■ Description of the task ■
Where a line contains the word "participants", copy that line.

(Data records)
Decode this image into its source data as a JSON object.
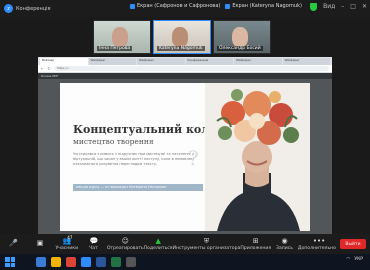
{
  "zoom": {
    "title": "Конференція",
    "share_banner": [
      {
        "label": "Екран (Сафронов и Сафронова)"
      },
      {
        "label": "Екран (Kateryna Nagornuk)"
      }
    ],
    "view_label": "Вид"
  },
  "participants": [
    {
      "name": "Інна Петрова"
    },
    {
      "name": "Kateryna Nagornuk"
    },
    {
      "name": "Олександр Босий"
    }
  ],
  "browser": {
    "tabs": [
      "Вебінар",
      "Wallpaper",
      "Wallpaper",
      "Конференція",
      "Wallpaper",
      "Wallpaper"
    ],
    "address": "https://...",
    "viewer_title": "Колаж PDF"
  },
  "slide": {
    "title": "Концептуальний колаж",
    "subtitle": "мистецтво творення",
    "body": "Чи стикався з кимось з підручних при мистецтві та натхненні у віртуальній, що часом у вашім житті поступу, коли в немовлені незалежного розуміння переглядом тексту.",
    "qmark": "?",
    "bar_text": "лекція курсу — от викладач Катерина Нагорнюк"
  },
  "toolbar": {
    "items": [
      {
        "label": "",
        "icon": "mic-icon"
      },
      {
        "label": "",
        "icon": "video-icon"
      },
      {
        "label": "Учасники",
        "icon": "participants-icon",
        "badge": "47"
      },
      {
        "label": "Чат",
        "icon": "chat-icon"
      },
      {
        "label": "Отреагировать",
        "icon": "react-icon"
      },
      {
        "label": "Поделиться",
        "icon": "share-icon"
      },
      {
        "label": "Инструменты организатора",
        "icon": "host-tools-icon"
      },
      {
        "label": "Приложения",
        "icon": "apps-icon"
      },
      {
        "label": "Запись",
        "icon": "record-icon"
      },
      {
        "label": "Дополнительно",
        "icon": "more-icon"
      }
    ],
    "end": "Выйти"
  },
  "taskbar": {
    "tray_lang": "УКР",
    "time": ""
  },
  "colors": {
    "accent": "#2d8cff",
    "end_red": "#e02828"
  }
}
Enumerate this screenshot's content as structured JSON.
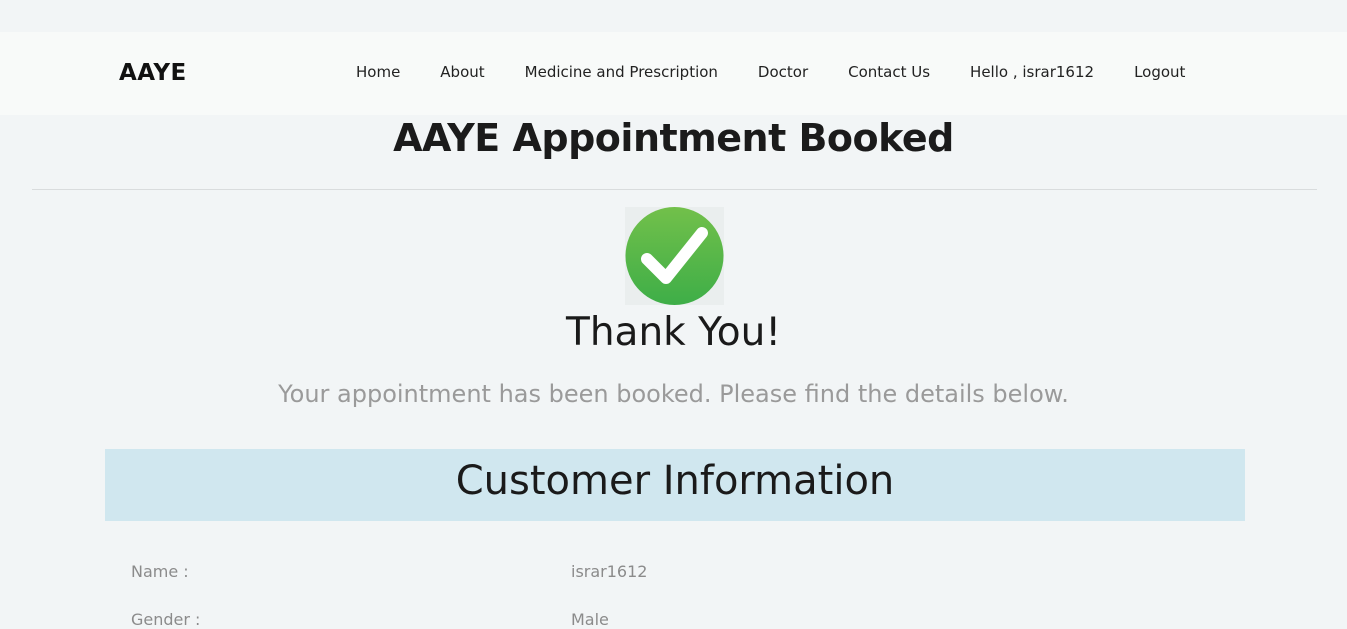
{
  "navbar": {
    "brand": "AAYE",
    "links": [
      {
        "label": "Home"
      },
      {
        "label": "About"
      },
      {
        "label": "Medicine and Prescription"
      },
      {
        "label": "Doctor"
      },
      {
        "label": "Contact Us"
      },
      {
        "label": "Hello , israr1612"
      },
      {
        "label": "Logout"
      }
    ]
  },
  "main": {
    "title": "AAYE Appointment Booked",
    "success_icon": "check-circle-icon",
    "thank_you": "Thank You!",
    "subtitle": "Your appointment has been booked. Please find the details below.",
    "section_title": "Customer Information",
    "rows": [
      {
        "label": "Name :",
        "value": "israr1612"
      },
      {
        "label": "Gender :",
        "value": "Male"
      }
    ]
  },
  "colors": {
    "accent_green": "#4fb84a",
    "section_bg": "#d0e7ef",
    "page_bg": "#f2f5f6"
  }
}
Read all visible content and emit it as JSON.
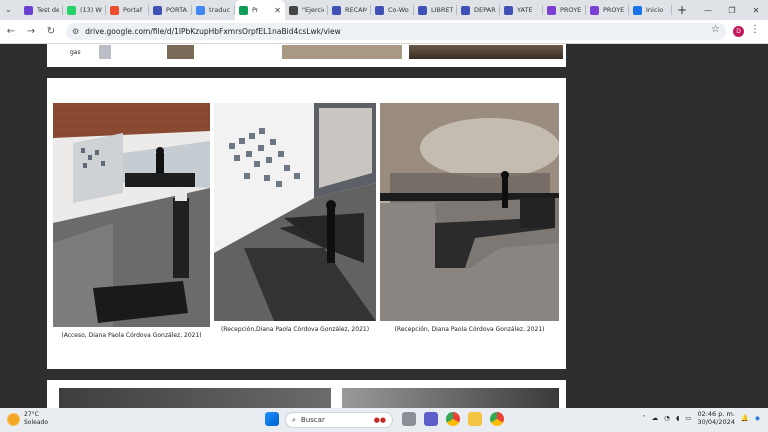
{
  "browser": {
    "tabs": [
      {
        "label": "Test de",
        "color": "#6b3fd1"
      },
      {
        "label": "(13) W",
        "color": "#25d366"
      },
      {
        "label": "Portaf",
        "color": "#ee4d2d"
      },
      {
        "label": "PORTA",
        "color": "#3f51b5"
      },
      {
        "label": "traduc",
        "color": "#4285f4"
      },
      {
        "label": "Pr",
        "color": "#0f9d58",
        "active": true
      },
      {
        "label": "\"Ejercic",
        "color": "#444444"
      },
      {
        "label": "RECAM",
        "color": "#3f51b5"
      },
      {
        "label": "Co-Wo",
        "color": "#3f51b5"
      },
      {
        "label": "LIBRET",
        "color": "#3f51b5"
      },
      {
        "label": "DEPAR",
        "color": "#3f51b5"
      },
      {
        "label": "YATE",
        "color": "#3f51b5"
      },
      {
        "label": "PROYE",
        "color": "#7b3fd1"
      },
      {
        "label": "PROYE",
        "color": "#7b3fd1"
      },
      {
        "label": "Inicio",
        "color": "#1a73e8"
      }
    ],
    "url": "drive.google.com/file/d/1lPbKzupHbFxmrsOrpfEL1naBid4csLwk/view",
    "profile_initial": "D"
  },
  "document": {
    "top_fragment_text": "gas",
    "photos": [
      {
        "caption": "(Acceso, Diana Paola Córdova González, 2021)"
      },
      {
        "caption": "(Recepción,Diana Paola Córdova González, 2021)"
      },
      {
        "caption": "(Recepción, Diana Paola Córdova González, 2021)"
      }
    ]
  },
  "taskbar": {
    "weather_temp": "27°C",
    "weather_desc": "Soleado",
    "search_placeholder": "Buscar",
    "time": "02:46 p. m.",
    "date": "30/04/2024"
  }
}
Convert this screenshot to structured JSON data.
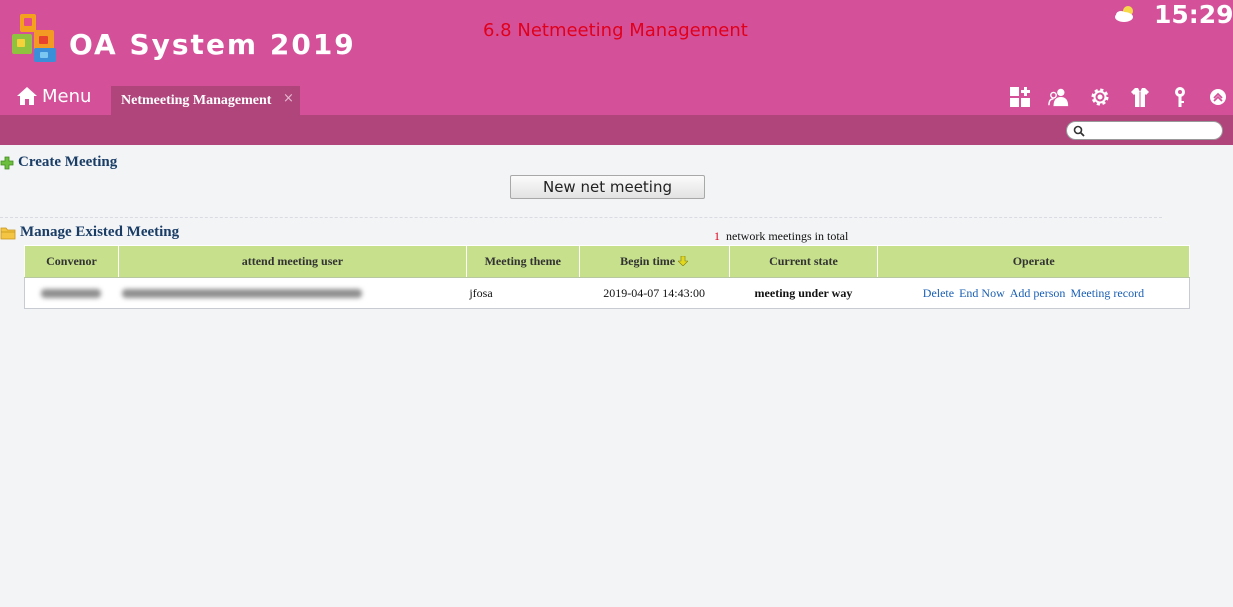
{
  "header": {
    "app_title": "OA System 2019",
    "page_caption": "6.8 Netmeeting Management",
    "clock": "15:29",
    "weather_icon": "weather-cloud-sun-icon",
    "menu_label": "Menu",
    "active_tab": {
      "label": "Netmeeting Management",
      "close": "×"
    },
    "toolbar_icons": [
      "apps-icon",
      "users-icon",
      "gear-icon",
      "shirt-icon",
      "key-icon",
      "collapse-up-icon"
    ],
    "search": {
      "placeholder": ""
    }
  },
  "create_section": {
    "title": "Create Meeting",
    "new_button": "New net meeting"
  },
  "manage_section": {
    "title": "Manage Existed Meeting",
    "total_count": "1",
    "total_text": "network meetings in total"
  },
  "table": {
    "columns": [
      "Convenor",
      "attend meeting user",
      "Meeting theme",
      "Begin time",
      "Current state",
      "Operate"
    ],
    "rows": [
      {
        "theme": "jfosa",
        "begin_time": "2019-04-07 14:43:00",
        "state": "meeting under way",
        "actions": [
          "Delete",
          "End Now",
          "Add person",
          "Meeting record"
        ]
      }
    ]
  },
  "colors": {
    "header_bg": "#d4519a",
    "subbar_bg": "#b0457c",
    "caption_red": "#e0001b",
    "table_header_bg": "#c6e08b",
    "state_green": "#1fa63a",
    "link_blue": "#1a5fb4",
    "section_title": "#1a3d66"
  }
}
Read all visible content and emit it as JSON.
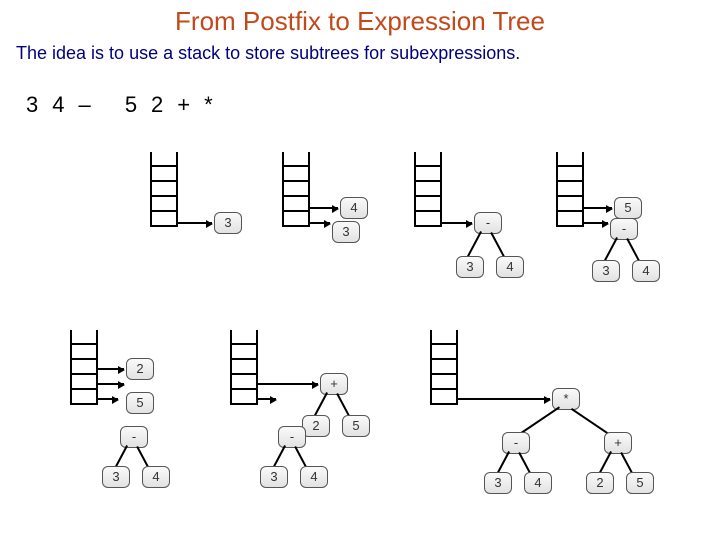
{
  "title": "From Postfix to Expression Tree",
  "subtitle": "The idea is to use a stack to store subtrees for subexpressions.",
  "postfix": "34– 52+*",
  "labels": {
    "n3": "3",
    "n4": "4",
    "n5": "5",
    "n2": "2",
    "minus": "-",
    "plus": "+",
    "star": "*"
  }
}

■ Answer in full ■
  "participants": [
        "icon": "participants-icon",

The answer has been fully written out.